• _Task_
Omit all images. Transcribe the rest of the material below exactly.

──────── Extracted records ────────

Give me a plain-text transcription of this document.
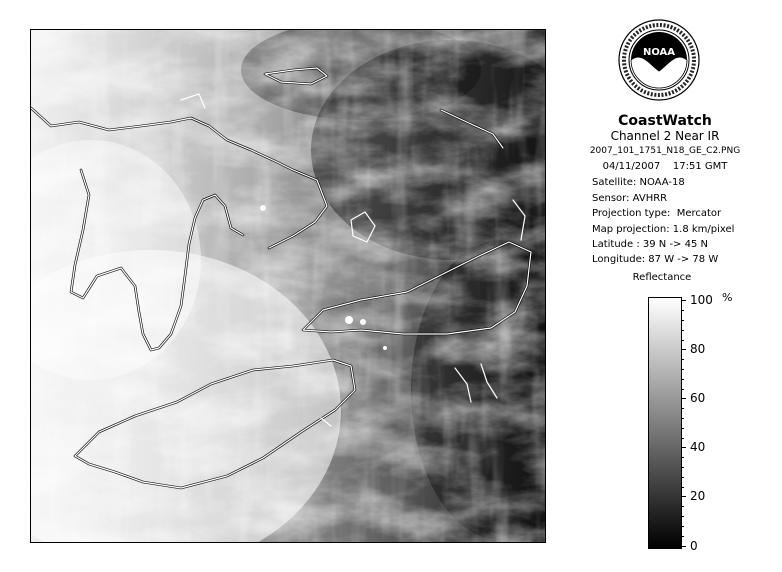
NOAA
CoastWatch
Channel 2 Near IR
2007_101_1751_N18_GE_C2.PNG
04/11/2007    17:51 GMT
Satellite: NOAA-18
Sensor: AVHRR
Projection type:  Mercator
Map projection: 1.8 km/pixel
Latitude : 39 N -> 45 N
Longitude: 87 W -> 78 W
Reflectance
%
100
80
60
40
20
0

────────

• _Solved exercise_
Give me a plain-text transcription of this document.
NOAA
CoastWatch
Channel 2 Near IR
2007_101_1751_N18_GE_C2.PNG
04/11/2007    17:51 GMT
Satellite: NOAA-18
Sensor: AVHRR
Projection type:  Mercator
Map projection: 1.8 km/pixel
Latitude : 39 N -> 45 N
Longitude: 87 W -> 78 W
Reflectance
%
100
80
60
40
20
0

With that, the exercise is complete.